╭──
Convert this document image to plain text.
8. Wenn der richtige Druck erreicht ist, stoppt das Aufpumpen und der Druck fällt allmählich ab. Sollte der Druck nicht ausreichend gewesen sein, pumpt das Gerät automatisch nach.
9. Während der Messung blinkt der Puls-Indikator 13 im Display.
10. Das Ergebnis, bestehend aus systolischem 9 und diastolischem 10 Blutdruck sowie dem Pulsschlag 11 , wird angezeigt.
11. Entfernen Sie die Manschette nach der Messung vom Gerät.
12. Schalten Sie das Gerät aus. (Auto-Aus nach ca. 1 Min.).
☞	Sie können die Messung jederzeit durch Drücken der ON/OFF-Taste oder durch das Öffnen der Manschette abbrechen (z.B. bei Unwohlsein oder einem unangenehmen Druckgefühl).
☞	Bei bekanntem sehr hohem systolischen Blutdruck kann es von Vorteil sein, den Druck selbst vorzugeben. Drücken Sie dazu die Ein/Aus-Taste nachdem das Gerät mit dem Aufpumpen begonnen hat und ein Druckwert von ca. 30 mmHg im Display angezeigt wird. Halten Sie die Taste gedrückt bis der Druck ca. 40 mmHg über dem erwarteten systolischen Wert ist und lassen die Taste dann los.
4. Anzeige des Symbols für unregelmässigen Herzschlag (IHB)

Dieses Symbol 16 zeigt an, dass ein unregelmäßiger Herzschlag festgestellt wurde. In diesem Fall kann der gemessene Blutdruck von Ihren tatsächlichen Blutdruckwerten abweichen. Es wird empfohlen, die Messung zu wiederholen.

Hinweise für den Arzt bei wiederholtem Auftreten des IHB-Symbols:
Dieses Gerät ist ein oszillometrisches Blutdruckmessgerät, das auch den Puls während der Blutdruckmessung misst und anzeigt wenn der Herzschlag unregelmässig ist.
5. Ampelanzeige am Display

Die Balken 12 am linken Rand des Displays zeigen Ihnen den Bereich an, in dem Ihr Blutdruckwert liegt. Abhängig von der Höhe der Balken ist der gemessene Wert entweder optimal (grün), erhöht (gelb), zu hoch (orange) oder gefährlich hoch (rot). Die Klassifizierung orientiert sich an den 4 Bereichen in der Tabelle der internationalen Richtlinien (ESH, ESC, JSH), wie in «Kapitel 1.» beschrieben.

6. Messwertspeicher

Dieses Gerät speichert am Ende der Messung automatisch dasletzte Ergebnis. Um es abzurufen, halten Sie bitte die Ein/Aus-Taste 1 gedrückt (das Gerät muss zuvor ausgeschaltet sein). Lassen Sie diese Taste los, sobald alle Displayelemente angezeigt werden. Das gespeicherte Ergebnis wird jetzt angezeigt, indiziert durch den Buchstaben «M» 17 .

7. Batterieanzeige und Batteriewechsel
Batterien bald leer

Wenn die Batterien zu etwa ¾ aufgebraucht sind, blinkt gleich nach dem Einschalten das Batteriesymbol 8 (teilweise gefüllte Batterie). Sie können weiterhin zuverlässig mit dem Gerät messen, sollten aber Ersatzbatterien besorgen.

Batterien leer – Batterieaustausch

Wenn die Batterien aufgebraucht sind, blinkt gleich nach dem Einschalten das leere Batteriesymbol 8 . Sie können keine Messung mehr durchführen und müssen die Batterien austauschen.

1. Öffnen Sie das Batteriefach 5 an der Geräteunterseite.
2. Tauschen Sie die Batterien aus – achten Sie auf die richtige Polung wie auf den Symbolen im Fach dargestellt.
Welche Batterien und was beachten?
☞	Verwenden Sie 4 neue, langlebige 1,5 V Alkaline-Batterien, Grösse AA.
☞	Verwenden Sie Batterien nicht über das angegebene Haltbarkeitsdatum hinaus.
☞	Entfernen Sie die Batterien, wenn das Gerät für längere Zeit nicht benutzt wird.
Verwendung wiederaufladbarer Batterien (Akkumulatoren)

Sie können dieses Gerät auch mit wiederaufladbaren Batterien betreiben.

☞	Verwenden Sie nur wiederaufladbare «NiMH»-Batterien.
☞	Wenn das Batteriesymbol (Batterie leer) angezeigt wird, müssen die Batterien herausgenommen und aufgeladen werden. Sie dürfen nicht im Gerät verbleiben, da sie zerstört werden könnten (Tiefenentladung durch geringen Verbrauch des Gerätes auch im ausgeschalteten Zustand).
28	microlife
╰──
> What you will do
Write out each entry again, word for word.

> Solution for this exercise
Convert this document image to plain text.
8. Wenn der richtige Druck erreicht ist, stoppt das Aufpumpen und der Druck fällt allmählich ab. Sollte der Druck nicht ausreichend gewesen sein, pumpt das Gerät automatisch nach.
9. Während der Messung blinkt der Puls-Indikator 13 im Display.
10. Das Ergebnis, bestehend aus systolischem 9 und diastolischem 10 Blutdruck sowie dem Pulsschlag 11 , wird angezeigt.
11. Entfernen Sie die Manschette nach der Messung vom Gerät.
12. Schalten Sie das Gerät aus. (Auto-Aus nach ca. 1 Min.).
☞	Sie können die Messung jederzeit durch Drücken der ON/OFF-Taste oder durch das Öffnen der Manschette abbrechen (z.B. bei Unwohlsein oder einem unangenehmen Druckgefühl).
☞	Bei bekanntem sehr hohem systolischen Blutdruck kann es von Vorteil sein, den Druck selbst vorzugeben. Drücken Sie dazu die Ein/Aus-Taste nachdem das Gerät mit dem Aufpumpen begonnen hat und ein Druckwert von ca. 30 mmHg im Display angezeigt wird. Halten Sie die Taste gedrückt bis der Druck ca. 40 mmHg über dem erwarteten systolischen Wert ist und lassen die Taste dann los.
4. Anzeige des Symbols für unregelmässigen Herzschlag (IHB)

Dieses Symbol 16 zeigt an, dass ein unregelmäßiger Herzschlag festgestellt wurde. In diesem Fall kann der gemessene Blutdruck von Ihren tatsächlichen Blutdruckwerten abweichen. Es wird empfohlen, die Messung zu wiederholen.

Hinweise für den Arzt bei wiederholtem Auftreten des IHB-Symbols:
Dieses Gerät ist ein oszillometrisches Blutdruckmessgerät, das auch den Puls während der Blutdruckmessung misst und anzeigt wenn der Herzschlag unregelmässig ist.
5. Ampelanzeige am Display

Die Balken 12 am linken Rand des Displays zeigen Ihnen den Bereich an, in dem Ihr Blutdruckwert liegt. Abhängig von der Höhe der Balken ist der gemessene Wert entweder optimal (grün), erhöht (gelb), zu hoch (orange) oder gefährlich hoch (rot). Die Klassifizierung orientiert sich an den 4 Bereichen in der Tabelle der internationalen Richtlinien (ESH, ESC, JSH), wie in «Kapitel 1.» beschrieben.

6. Messwertspeicher

Dieses Gerät speichert am Ende der Messung automatisch dasletzte Ergebnis. Um es abzurufen, halten Sie bitte die Ein/Aus-Taste 1 gedrückt (das Gerät muss zuvor ausgeschaltet sein). Lassen Sie diese Taste los, sobald alle Displayelemente angezeigt werden. Das gespeicherte Ergebnis wird jetzt angezeigt, indiziert durch den Buchstaben «M» 17 .

7. Batterieanzeige und Batteriewechsel
Batterien bald leer

Wenn die Batterien zu etwa ¾ aufgebraucht sind, blinkt gleich nach dem Einschalten das Batteriesymbol 8 (teilweise gefüllte Batterie). Sie können weiterhin zuverlässig mit dem Gerät messen, sollten aber Ersatzbatterien besorgen.

Batterien leer – Batterieaustausch

Wenn die Batterien aufgebraucht sind, blinkt gleich nach dem Einschalten das leere Batteriesymbol 8 . Sie können keine Messung mehr durchführen und müssen die Batterien austauschen.

1. Öffnen Sie das Batteriefach 5 an der Geräteunterseite.
2. Tauschen Sie die Batterien aus – achten Sie auf die richtige Polung wie auf den Symbolen im Fach dargestellt.
Welche Batterien und was beachten?
☞	Verwenden Sie 4 neue, langlebige 1,5 V Alkaline-Batterien, Grösse AA.
☞	Verwenden Sie Batterien nicht über das angegebene Haltbarkeitsdatum hinaus.
☞	Entfernen Sie die Batterien, wenn das Gerät für längere Zeit nicht benutzt wird.
Verwendung wiederaufladbarer Batterien (Akkumulatoren)

Sie können dieses Gerät auch mit wiederaufladbaren Batterien betreiben.

☞	Verwenden Sie nur wiederaufladbare «NiMH»-Batterien.
☞	Wenn das Batteriesymbol (Batterie leer) angezeigt wird, müssen die Batterien herausgenommen und aufgeladen werden. Sie dürfen nicht im Gerät verbleiben, da sie zerstört werden könnten (Tiefenentladung durch geringen Verbrauch des Gerätes auch im ausgeschalteten Zustand).
28	microlife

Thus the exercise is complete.